**Task statement**
What lines of the data include the string "shirt"? Copy them all.

**Available data**
· · · · ·

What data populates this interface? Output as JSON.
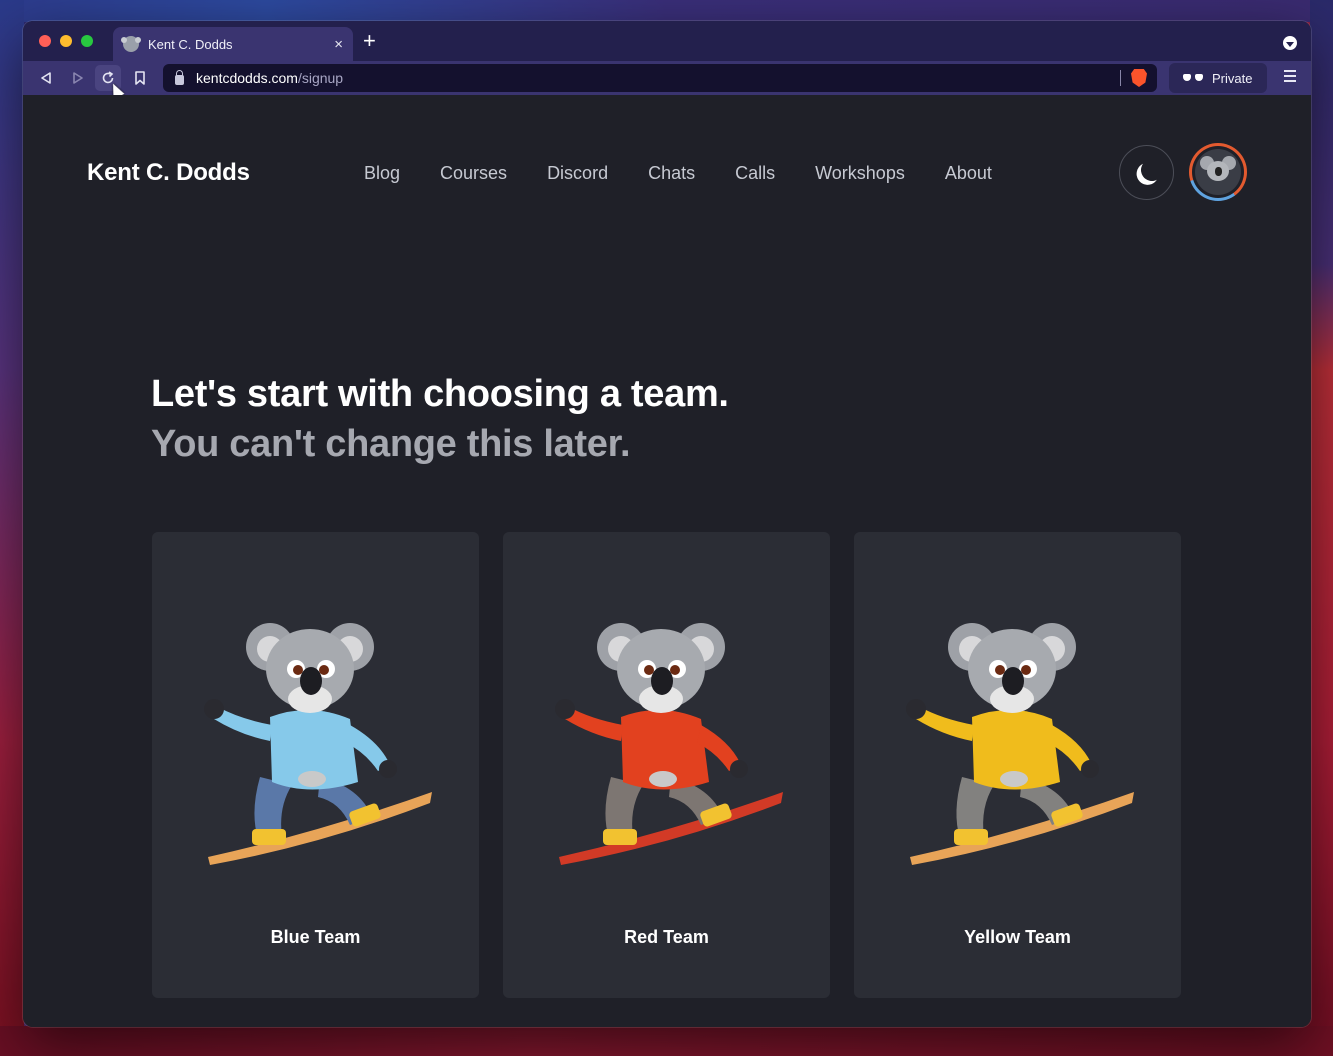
{
  "browser": {
    "tab_title": "Kent C. Dodds",
    "tab_close": "×",
    "new_tab": "+",
    "url_host": "kentcdodds.com",
    "url_path": "/signup",
    "private_label": "Private"
  },
  "site": {
    "logo": "Kent C. Dodds",
    "nav": [
      "Blog",
      "Courses",
      "Discord",
      "Chats",
      "Calls",
      "Workshops",
      "About"
    ]
  },
  "heading": {
    "line1": "Let's start with choosing a team.",
    "line2": "You can't change this later."
  },
  "teams": [
    {
      "label": "Blue Team",
      "shirt": "#86c9ea",
      "pants": "#5a78a8",
      "board": "#e8a458",
      "accent": "#f2c230"
    },
    {
      "label": "Red Team",
      "shirt": "#e2411f",
      "pants": "#7d7672",
      "board": "#d23a26",
      "accent": "#f2c230"
    },
    {
      "label": "Yellow Team",
      "shirt": "#f0bc1c",
      "pants": "#82817f",
      "board": "#e8a458",
      "accent": "#f2c230"
    }
  ],
  "icons": {
    "back": "back-icon",
    "forward": "forward-icon",
    "reload": "reload-icon",
    "bookmark": "bookmark-icon",
    "theme": "moon-icon",
    "menu": "hamburger-icon"
  },
  "colors": {
    "page_bg": "#1f2028",
    "card_bg": "#2b2d35",
    "text_secondary": "#a6a8b0"
  }
}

· · · · ·

**Full output**
      "shirt": "#86c9ea",
      "shirt": "#e2411f",
      "shirt": "#f0bc1c",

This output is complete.